* _Set problem_
Omit the pictures from the entries below and retype everything else exactly.

(Items listed in a dataset)

────

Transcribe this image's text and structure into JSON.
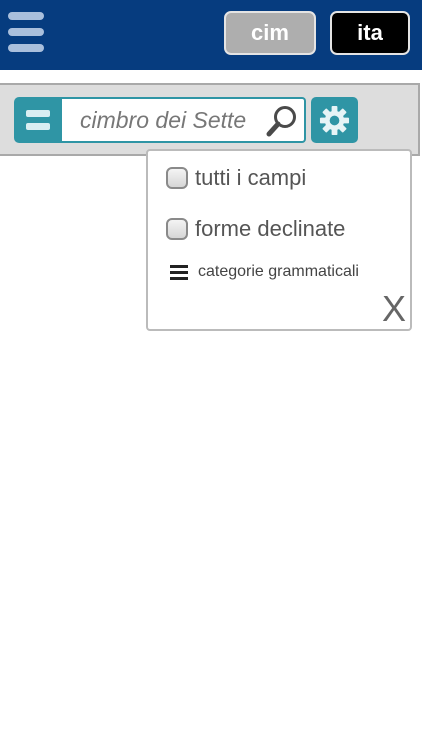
{
  "header": {
    "background": "#063c7f",
    "languages": [
      {
        "label": "cim",
        "active": false
      },
      {
        "label": "ita",
        "active": true
      }
    ]
  },
  "search": {
    "placeholder": "cimbro dei Sette",
    "value": "",
    "accent": "#2f95a5"
  },
  "options": {
    "items": [
      {
        "label": "tutti i campi",
        "checked": false
      },
      {
        "label": "forme declinate",
        "checked": false
      }
    ],
    "categories_label": "categorie grammaticali",
    "close_label": "X"
  },
  "icons": [
    "menu-icon",
    "list-icon",
    "search-icon",
    "gear-icon",
    "close-icon"
  ]
}
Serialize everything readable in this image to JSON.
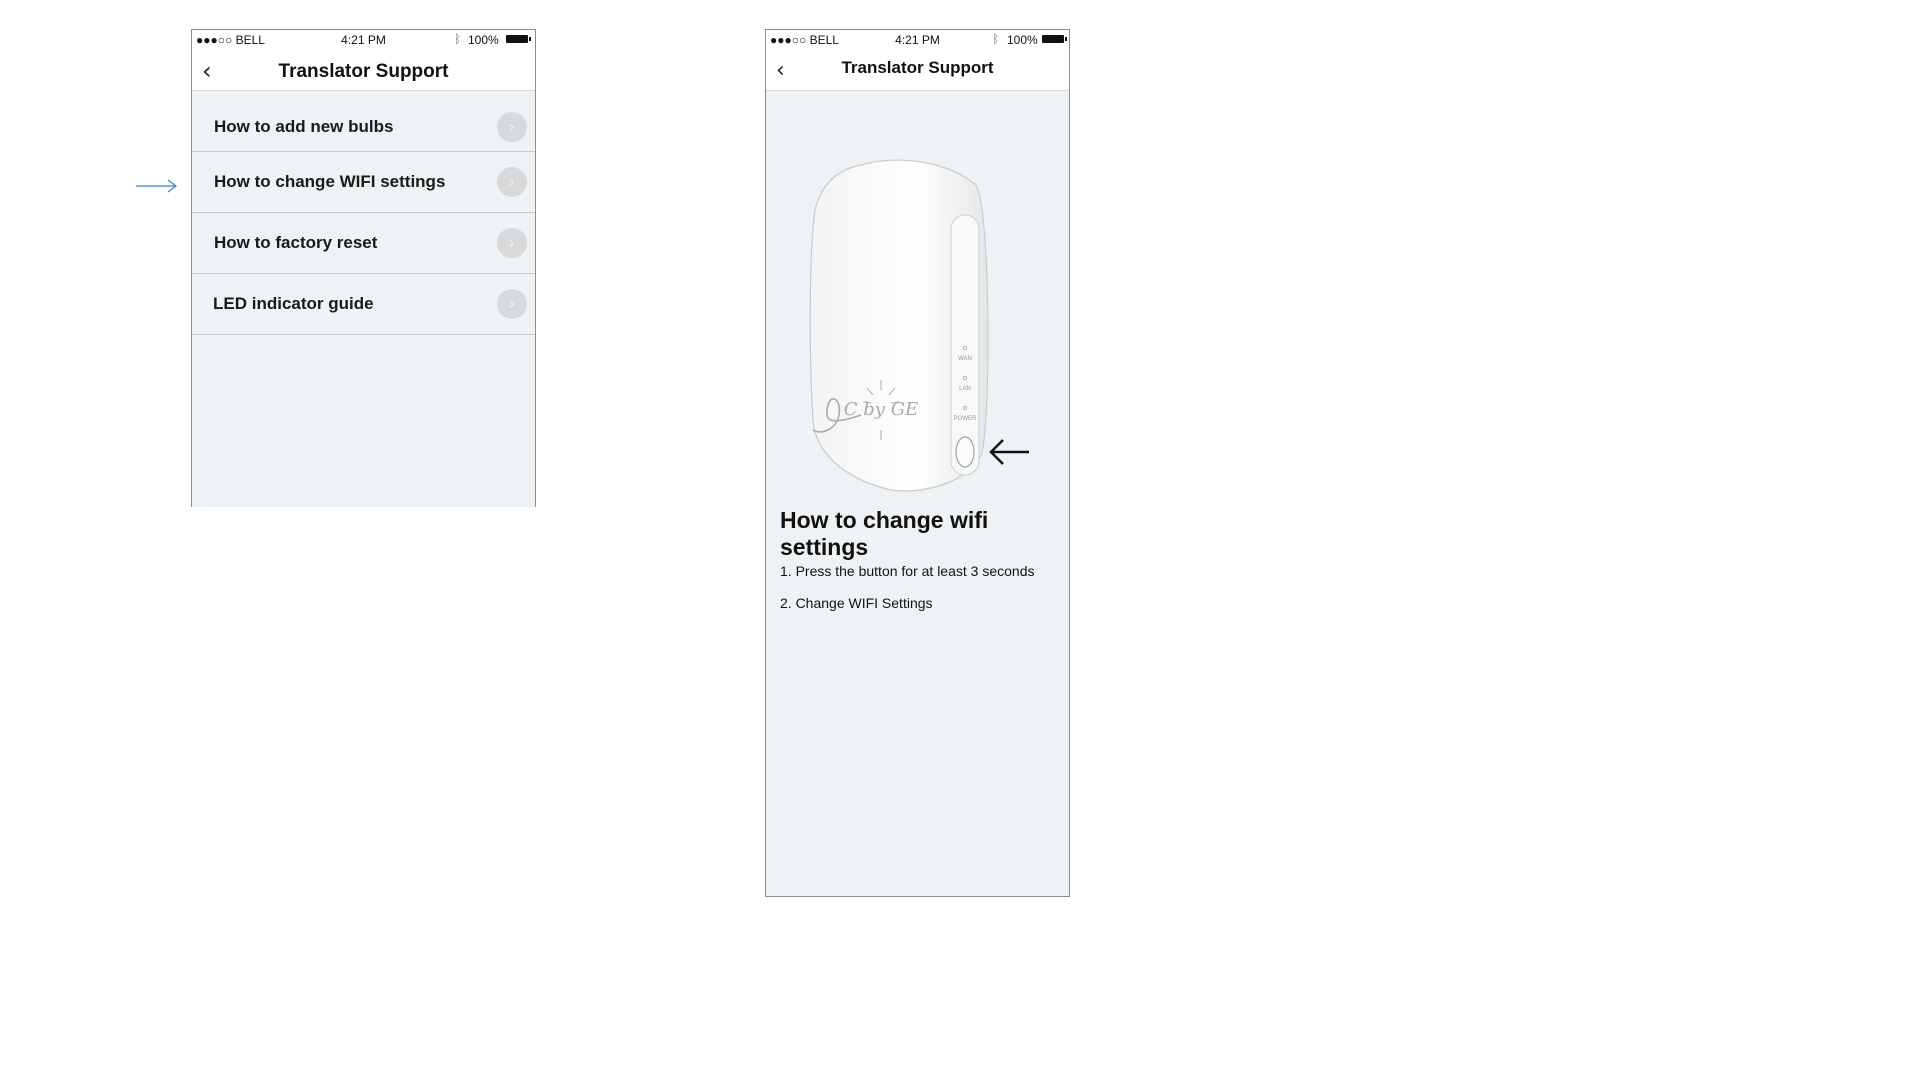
{
  "status_bar": {
    "carrier": "●●●○○ BELL ",
    "wifi": "wifi-icon",
    "time": "4:21 PM",
    "bluetooth": "ᛒ",
    "battery": "100%"
  },
  "screen1": {
    "title": "Translator Support",
    "back": "‹",
    "items": [
      {
        "label": "How to add new bulbs"
      },
      {
        "label": "How to change WIFI settings"
      },
      {
        "label": "How to factory reset"
      },
      {
        "label": "LED indicator guide"
      }
    ],
    "chevron": "›"
  },
  "screen2": {
    "title": "Translator Support",
    "back": "‹",
    "heading": "How to change wifi settings",
    "steps": [
      "1. Press the button for at least 3 seconds",
      "2. Change WIFI Settings"
    ],
    "device": {
      "logo": "C by GE",
      "leds": [
        "WAN",
        "LAN",
        "POWER"
      ]
    }
  },
  "colors": {
    "screen_bg": "#eff2f4",
    "pointer_blue": "#3b7fd1",
    "chevron_bg": "#d7d9db"
  }
}
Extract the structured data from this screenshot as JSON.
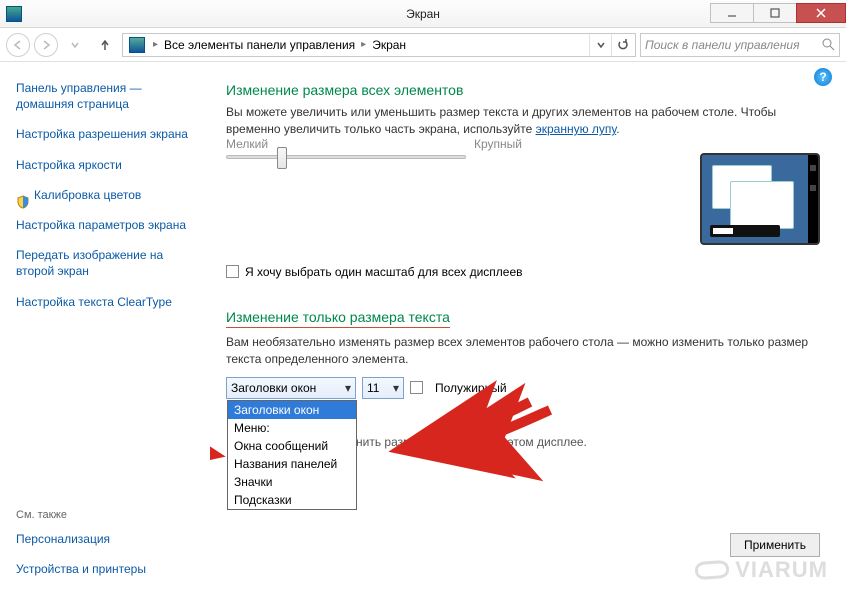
{
  "window": {
    "title": "Экран"
  },
  "titlebar_buttons": {
    "min": "minimize",
    "max": "maximize",
    "close": "close"
  },
  "breadcrumb": {
    "root": "Все элементы панели управления",
    "leaf": "Экран"
  },
  "search": {
    "placeholder": "Поиск в панели управления"
  },
  "sidebar": {
    "items": [
      {
        "label": "Панель управления — домашняя страница"
      },
      {
        "label": "Настройка разрешения экрана"
      },
      {
        "label": "Настройка яркости"
      },
      {
        "label": "Калибровка цветов"
      },
      {
        "label": "Настройка параметров экрана"
      },
      {
        "label": "Передать изображение на второй экран"
      },
      {
        "label": "Настройка текста ClearType"
      }
    ],
    "see_also_label": "См. также",
    "see_also": [
      {
        "label": "Персонализация"
      },
      {
        "label": "Устройства и принтеры"
      }
    ]
  },
  "content": {
    "section1_title": "Изменение размера всех элементов",
    "section1_body_prefix": "Вы можете увеличить или уменьшить размер текста и других элементов на рабочем столе. Чтобы временно увеличить только часть экрана, используйте ",
    "section1_link": "экранную лупу",
    "section1_body_suffix": ".",
    "slider_small": "Мелкий",
    "slider_large": "Крупный",
    "checkbox1_label": "Я хочу выбрать один масштаб для всех дисплеев",
    "section2_title": "Изменение только размера текста",
    "section2_body": "Вам необязательно изменять размер всех элементов рабочего стола — можно изменить только размер текста определенного элемента.",
    "combo_selected": "Заголовки окон",
    "combo_options": [
      "Заголовки окон",
      "Меню:",
      "Окна сообщений",
      "Названия панелей",
      "Значки",
      "Подсказки"
    ],
    "size_value": "11",
    "bold_label": "Полужирный",
    "info_text": "нить размер элементов на этом дисплее.",
    "apply_label": "Применить"
  },
  "watermark": "VIARUM"
}
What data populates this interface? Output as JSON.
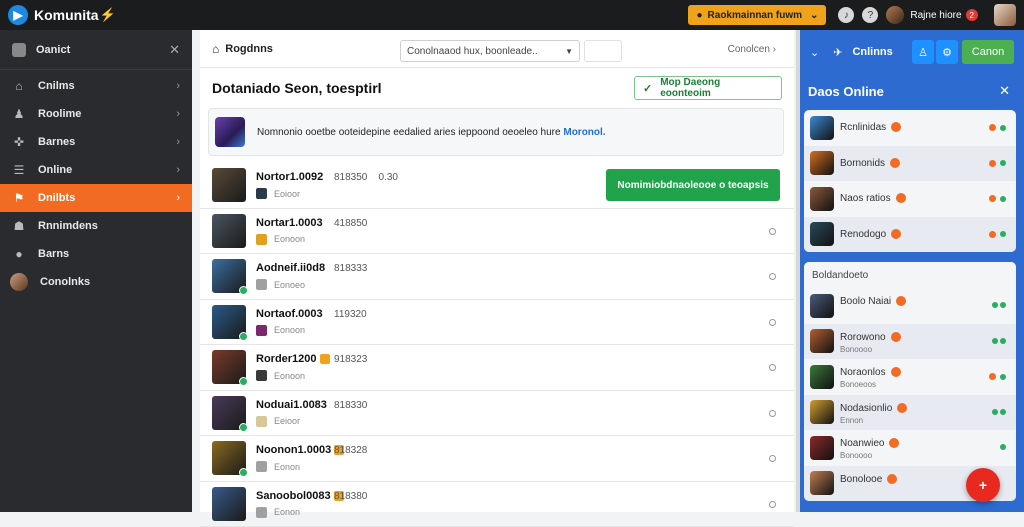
{
  "app": {
    "brand": "Komunita"
  },
  "topbar": {
    "promo_label": "Raokmainnan fuwm",
    "user_name": "Rajne hiore",
    "badge": "2"
  },
  "sidebar": {
    "header": "Oanict",
    "items": [
      {
        "label": "Cnilms",
        "icon": "home-icon"
      },
      {
        "label": "Roolime",
        "icon": "user-icon"
      },
      {
        "label": "Barnes",
        "icon": "gamepad-icon"
      },
      {
        "label": "Online",
        "icon": "list-icon"
      },
      {
        "label": "Dnilbts",
        "icon": "flag-icon",
        "active": true
      },
      {
        "label": "Rnnimdens",
        "icon": "people-icon"
      },
      {
        "label": "Barns",
        "icon": "globe-icon"
      },
      {
        "label": "Conolnks",
        "icon": "avatar"
      }
    ]
  },
  "main": {
    "breadcrumb": "Rogdnns",
    "filter_value": "Conolnaaod hux, boonleade..",
    "right_link": "Conolcen",
    "section_title": "Dotaniado Seon, toesptirl",
    "map_button": "Mop Daeong eoonteoim",
    "info_text": "Nomnonio ooetbe ooteidepine eedalied aries ieppoond oeoeleo hure",
    "info_link": "Moronol.",
    "action_button": "Nomimiobdnaoleooe o teoapsis",
    "rows": [
      {
        "name": "Nortor1.0092",
        "score": "818350",
        "extra": "0.30",
        "sub": "Eoioor",
        "gc": "#2b3a4a",
        "ac": "#5a4a38",
        "online": false
      },
      {
        "name": "Nortar1.0003",
        "score": "418850",
        "sub": "Eonoon",
        "gc": "#e0a020",
        "ac": "#4a5560",
        "online": false
      },
      {
        "name": "Aodneif.ii0d8",
        "score": "818333",
        "sub": "Eonoeo",
        "gc": "#a0a0a0",
        "ac": "#3a6fa0",
        "online": true
      },
      {
        "name": "Nortaof.0003",
        "score": "119320",
        "sub": "Eonoon",
        "gc": "#7a2a6a",
        "ac": "#2a5a8a",
        "online": true
      },
      {
        "name": "Rorder1200",
        "score": "918323",
        "sub": "Eonoon",
        "gc": "#3a3a3a",
        "ac": "#7a3a2a",
        "online": true,
        "warn": true
      },
      {
        "name": "Noduai1.0083",
        "score": "818330",
        "sub": "Eeioor",
        "gc": "#d8c898",
        "ac": "#4a3a5a",
        "online": true
      },
      {
        "name": "Noonon1.0003",
        "score": "818328",
        "sub": "Eonon",
        "gc": "#a0a0a0",
        "ac": "#8a6a20",
        "online": true,
        "warn": true
      },
      {
        "name": "Sanoobol0083",
        "score": "818380",
        "sub": "Eonon",
        "gc": "#a0a0a0",
        "ac": "#3a5a8a",
        "online": false,
        "warn": true
      }
    ]
  },
  "right_panel": {
    "tab_label": "Cnlinns",
    "button_label": "Canon",
    "title": "Daos Online",
    "card1": [
      {
        "name": "Rcnlinidas",
        "ac": "#3a8ad0"
      },
      {
        "name": "Bornonids",
        "ac": "#d07020"
      },
      {
        "name": "Naos ratios",
        "ac": "#8a5a3a"
      },
      {
        "name": "Renodogo",
        "ac": "#2a4a5a"
      }
    ],
    "card2_title": "Boldandoeto",
    "card2": [
      {
        "name": "Boolo Naiai",
        "sub": "",
        "ac": "#4a5a7a",
        "status": "gg"
      },
      {
        "name": "Rorowono",
        "sub": "Bonoooo",
        "ac": "#b06030",
        "status": "gg"
      },
      {
        "name": "Noraonlos",
        "sub": "Bonoeoos",
        "ac": "#3a7a3a",
        "status": "og"
      },
      {
        "name": "Nodasionlio",
        "sub": "Ennon",
        "ac": "#d0a030",
        "status": "gg"
      },
      {
        "name": "Noanwieo",
        "sub": "Bonoooo",
        "ac": "#8a2a2a",
        "status": "g"
      },
      {
        "name": "Bonolooe",
        "sub": "",
        "ac": "#c08050",
        "status": ""
      }
    ]
  }
}
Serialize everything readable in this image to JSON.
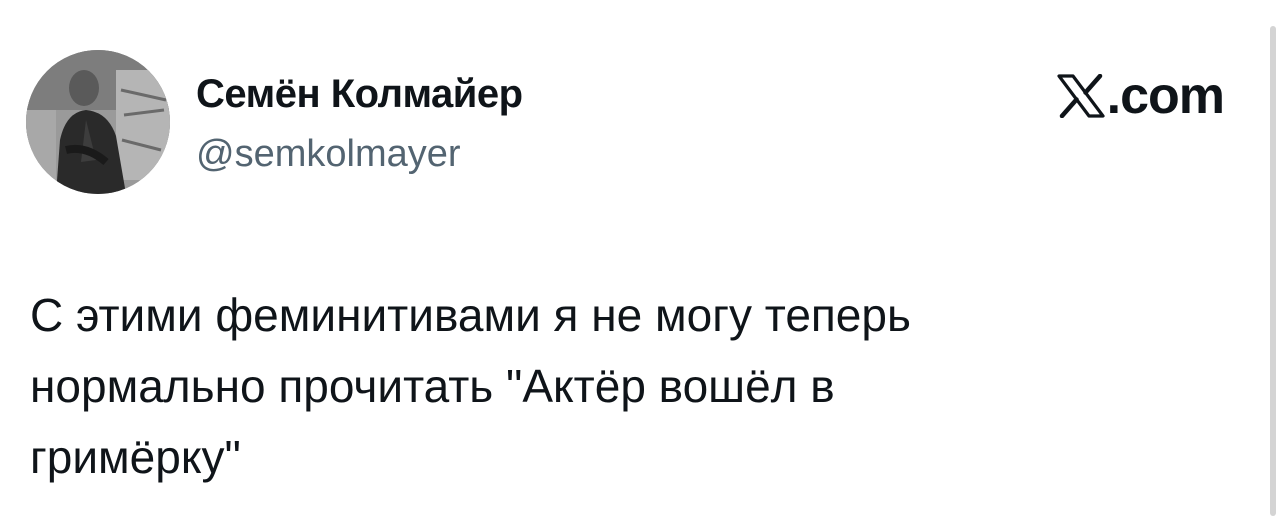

────

* _Exercise response_
Transcribe this image's text and structure into JSON.
{
  "header": {
    "background": "#063c7f",
    "languages": [
      {
        "label": "cim",
        "active": false
      },
      {
        "label": "ita",
        "active": true
      }
    ]
  },
  "search": {
    "placeholder": "cimbro dei Sette",
    "value": "",
    "accent": "#2f95a5"
  },
  "options": {
    "items": [
      {
        "label": "tutti i campi",
        "checked": false
      },
      {
        "label": "forme declinate",
        "checked": false
      }
    ],
    "categories_label": "categorie grammaticali",
    "close_label": "X"
  },
  "icons": [
    "menu-icon",
    "list-icon",
    "search-icon",
    "gear-icon",
    "close-icon"
  ]
}
Serialize everything readable in this image to JSON.
{
  "status_bar": {
    "carrier": "●●●○○ BELL ",
    "wifi": "wifi-icon",
    "time": "4:21 PM",
    "bluetooth": "ᛒ",
    "battery": "100%"
  },
  "screen1": {
    "title": "Translator Support",
    "back": "‹",
    "items": [
      {
        "label": "How to add new bulbs"
      },
      {
        "label": "How to change WIFI settings"
      },
      {
        "label": "How to factory reset"
      },
      {
        "label": "LED indicator guide"
      }
    ],
    "chevron": "›"
  },
  "screen2": {
    "title": "Translator Support",
    "back": "‹",
    "heading": "How to change wifi settings",
    "steps": [
      "1. Press the button for at least 3 seconds",
      "2. Change WIFI Settings"
    ],
    "device": {
      "logo": "C by GE",
      "leds": [
        "WAN",
        "LAN",
        "POWER"
      ]
    }
  },
  "colors": {
    "screen_bg": "#eff2f4",
    "pointer_blue": "#3b7fd1",
    "chevron_bg": "#d7d9db"
  }
}
Extract the structured data from this screenshot as JSON.
{
  "window": {
    "title": "Экран"
  },
  "titlebar_buttons": {
    "min": "minimize",
    "max": "maximize",
    "close": "close"
  },
  "breadcrumb": {
    "root": "Все элементы панели управления",
    "leaf": "Экран"
  },
  "search": {
    "placeholder": "Поиск в панели управления"
  },
  "sidebar": {
    "items": [
      {
        "label": "Панель управления — домашняя страница"
      },
      {
        "label": "Настройка разрешения экрана"
      },
      {
        "label": "Настройка яркости"
      },
      {
        "label": "Калибровка цветов"
      },
      {
        "label": "Настройка параметров экрана"
      },
      {
        "label": "Передать изображение на второй экран"
      },
      {
        "label": "Настройка текста ClearType"
      }
    ],
    "see_also_label": "См. также",
    "see_also": [
      {
        "label": "Персонализация"
      },
      {
        "label": "Устройства и принтеры"
      }
    ]
  },
  "content": {
    "section1_title": "Изменение размера всех элементов",
    "section1_body_prefix": "Вы можете увеличить или уменьшить размер текста и других элементов на рабочем столе. Чтобы временно увеличить только часть экрана, используйте ",
    "section1_link": "экранную лупу",
    "section1_body_suffix": ".",
    "slider_small": "Мелкий",
    "slider_large": "Крупный",
    "checkbox1_label": "Я хочу выбрать один масштаб для всех дисплеев",
    "section2_title": "Изменение только размера текста",
    "section2_body": "Вам необязательно изменять размер всех элементов рабочего стола — можно изменить только размер текста определенного элемента.",
    "combo_selected": "Заголовки окон",
    "combo_options": [
      "Заголовки окон",
      "Меню:",
      "Окна сообщений",
      "Названия панелей",
      "Значки",
      "Подсказки"
    ],
    "size_value": "11",
    "bold_label": "Полужирный",
    "info_text": "нить размер элементов на этом дисплее.",
    "apply_label": "Применить"
  },
  "watermark": "VIARUM"
}
What data populates this interface? Output as JSON.
{
  "app": {
    "brand": "Komunita"
  },
  "topbar": {
    "promo_label": "Raokmainnan fuwm",
    "user_name": "Rajne hiore",
    "badge": "2"
  },
  "sidebar": {
    "header": "Oanict",
    "items": [
      {
        "label": "Cnilms",
        "icon": "home-icon"
      },
      {
        "label": "Roolime",
        "icon": "user-icon"
      },
      {
        "label": "Barnes",
        "icon": "gamepad-icon"
      },
      {
        "label": "Online",
        "icon": "list-icon"
      },
      {
        "label": "Dnilbts",
        "icon": "flag-icon",
        "active": true
      },
      {
        "label": "Rnnimdens",
        "icon": "people-icon"
      },
      {
        "label": "Barns",
        "icon": "globe-icon"
      },
      {
        "label": "Conolnks",
        "icon": "avatar"
      }
    ]
  },
  "main": {
    "breadcrumb": "Rogdnns",
    "filter_value": "Conolnaaod hux, boonleade..",
    "right_link": "Conolcen",
    "section_title": "Dotaniado Seon, toesptirl",
    "map_button": "Mop Daeong eoonteoim",
    "info_text": "Nomnonio ooetbe ooteidepine eedalied aries ieppoond oeoeleo hure",
    "info_link": "Moronol.",
    "action_button": "Nomimiobdnaoleooe o teoapsis",
    "rows": [
      {
        "name": "Nortor1.0092",
        "score": "818350",
        "extra": "0.30",
        "sub": "Eoioor",
        "gc": "#2b3a4a",
        "ac": "#5a4a38",
        "online": false
      },
      {
        "name": "Nortar1.0003",
        "score": "418850",
        "sub": "Eonoon",
        "gc": "#e0a020",
        "ac": "#4a5560",
        "online": false
      },
      {
        "name": "Aodneif.ii0d8",
        "score": "818333",
        "sub": "Eonoeo",
        "gc": "#a0a0a0",
        "ac": "#3a6fa0",
        "online": true
      },
      {
        "name": "Nortaof.0003",
        "score": "119320",
        "sub": "Eonoon",
        "gc": "#7a2a6a",
        "ac": "#2a5a8a",
        "online": true
      },
      {
        "name": "Rorder1200",
        "score": "918323",
        "sub": "Eonoon",
        "gc": "#3a3a3a",
        "ac": "#7a3a2a",
        "online": true,
        "warn": true
      },
      {
        "name": "Noduai1.0083",
        "score": "818330",
        "sub": "Eeioor",
        "gc": "#d8c898",
        "ac": "#4a3a5a",
        "online": true
      },
      {
        "name": "Noonon1.0003",
        "score": "818328",
        "sub": "Eonon",
        "gc": "#a0a0a0",
        "ac": "#8a6a20",
        "online": true,
        "warn": true
      },
      {
        "name": "Sanoobol0083",
        "score": "818380",
        "sub": "Eonon",
        "gc": "#a0a0a0",
        "ac": "#3a5a8a",
        "online": false,
        "warn": true
      }
    ]
  },
  "right_panel": {
    "tab_label": "Cnlinns",
    "button_label": "Canon",
    "title": "Daos Online",
    "card1": [
      {
        "name": "Rcnlinidas",
        "ac": "#3a8ad0"
      },
      {
        "name": "Bornonids",
        "ac": "#d07020"
      },
      {
        "name": "Naos ratios",
        "ac": "#8a5a3a"
      },
      {
        "name": "Renodogo",
        "ac": "#2a4a5a"
      }
    ],
    "card2_title": "Boldandoeto",
    "card2": [
      {
        "name": "Boolo Naiai",
        "sub": "",
        "ac": "#4a5a7a",
        "status": "gg"
      },
      {
        "name": "Rorowono",
        "sub": "Bonoooo",
        "ac": "#b06030",
        "status": "gg"
      },
      {
        "name": "Noraonlos",
        "sub": "Bonoeoos",
        "ac": "#3a7a3a",
        "status": "og"
      },
      {
        "name": "Nodasionlio",
        "sub": "Ennon",
        "ac": "#d0a030",
        "status": "gg"
      },
      {
        "name": "Noanwieo",
        "sub": "Bonoooo",
        "ac": "#8a2a2a",
        "status": "g"
      },
      {
        "name": "Bonolooe",
        "sub": "",
        "ac": "#c08050",
        "status": ""
      }
    ]
  }
}
Serialize everything readable in this image to JSON.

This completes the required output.